● **What the task requires**
Sift the listing for lines that hold the string "دوره" and pull them out.

● **Information provided**
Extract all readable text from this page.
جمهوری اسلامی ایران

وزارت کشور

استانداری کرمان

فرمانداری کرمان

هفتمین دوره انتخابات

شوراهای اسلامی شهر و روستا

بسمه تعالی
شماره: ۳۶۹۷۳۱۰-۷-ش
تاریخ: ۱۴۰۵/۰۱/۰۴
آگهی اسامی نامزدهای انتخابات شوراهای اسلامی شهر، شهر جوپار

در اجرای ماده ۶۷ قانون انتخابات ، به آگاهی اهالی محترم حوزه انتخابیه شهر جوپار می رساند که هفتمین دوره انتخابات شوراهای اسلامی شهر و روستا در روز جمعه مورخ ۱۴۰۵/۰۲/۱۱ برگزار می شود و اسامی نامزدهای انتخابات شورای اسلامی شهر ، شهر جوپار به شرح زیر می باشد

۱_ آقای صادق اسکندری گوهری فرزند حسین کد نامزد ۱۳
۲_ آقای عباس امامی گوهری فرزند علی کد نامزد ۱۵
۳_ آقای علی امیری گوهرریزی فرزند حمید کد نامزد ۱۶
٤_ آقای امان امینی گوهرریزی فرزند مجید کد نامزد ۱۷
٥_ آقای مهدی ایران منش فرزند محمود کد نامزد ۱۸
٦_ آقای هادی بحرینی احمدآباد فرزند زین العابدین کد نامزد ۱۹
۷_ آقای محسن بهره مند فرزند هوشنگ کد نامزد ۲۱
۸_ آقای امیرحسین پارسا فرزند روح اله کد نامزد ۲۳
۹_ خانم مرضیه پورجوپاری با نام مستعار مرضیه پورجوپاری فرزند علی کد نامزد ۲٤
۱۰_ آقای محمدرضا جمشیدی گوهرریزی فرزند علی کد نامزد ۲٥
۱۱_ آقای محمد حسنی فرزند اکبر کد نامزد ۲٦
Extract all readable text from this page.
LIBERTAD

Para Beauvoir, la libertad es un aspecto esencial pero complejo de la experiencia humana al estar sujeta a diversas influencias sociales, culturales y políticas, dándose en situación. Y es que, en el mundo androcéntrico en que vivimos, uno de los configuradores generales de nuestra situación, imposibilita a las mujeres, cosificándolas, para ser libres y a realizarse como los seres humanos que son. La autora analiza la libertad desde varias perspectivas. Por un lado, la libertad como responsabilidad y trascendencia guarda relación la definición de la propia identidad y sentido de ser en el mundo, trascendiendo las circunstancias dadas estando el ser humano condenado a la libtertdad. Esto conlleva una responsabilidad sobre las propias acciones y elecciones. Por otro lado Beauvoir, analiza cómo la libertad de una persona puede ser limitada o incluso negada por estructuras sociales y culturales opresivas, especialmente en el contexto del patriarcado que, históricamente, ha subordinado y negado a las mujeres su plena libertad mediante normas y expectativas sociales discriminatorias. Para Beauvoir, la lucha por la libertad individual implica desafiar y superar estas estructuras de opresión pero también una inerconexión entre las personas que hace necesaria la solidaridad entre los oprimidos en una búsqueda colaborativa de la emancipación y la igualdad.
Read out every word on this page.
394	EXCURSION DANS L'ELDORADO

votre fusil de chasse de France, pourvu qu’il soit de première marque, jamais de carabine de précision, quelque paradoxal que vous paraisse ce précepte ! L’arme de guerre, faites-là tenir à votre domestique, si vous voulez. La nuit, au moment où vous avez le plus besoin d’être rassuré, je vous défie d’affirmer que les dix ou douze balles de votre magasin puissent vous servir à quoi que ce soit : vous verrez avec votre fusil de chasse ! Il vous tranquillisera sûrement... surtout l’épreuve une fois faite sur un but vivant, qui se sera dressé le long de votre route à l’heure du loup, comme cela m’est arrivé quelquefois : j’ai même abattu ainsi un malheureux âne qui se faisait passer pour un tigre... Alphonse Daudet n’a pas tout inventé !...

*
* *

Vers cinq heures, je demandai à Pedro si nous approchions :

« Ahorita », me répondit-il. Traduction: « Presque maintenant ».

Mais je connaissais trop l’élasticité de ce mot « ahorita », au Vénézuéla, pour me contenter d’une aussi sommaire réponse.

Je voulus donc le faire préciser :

● **Exercise result**
هفتمین دوره انتخابات
در اجرای ماده ۶۷ قانون انتخابات ، به آگاهی اهالی محترم حوزه انتخابیه شهر جوپار می رساند که هفتمین دوره انتخابات شوراهای اسلامی شهر و روستا در روز جمعه مورخ ۱۴۰۵/۰۲/۱۱ برگزار می شود و اسامی نامزدهای انتخابات شورای اسلامی شهر ، شهر جوپار به شرح زیر می باشد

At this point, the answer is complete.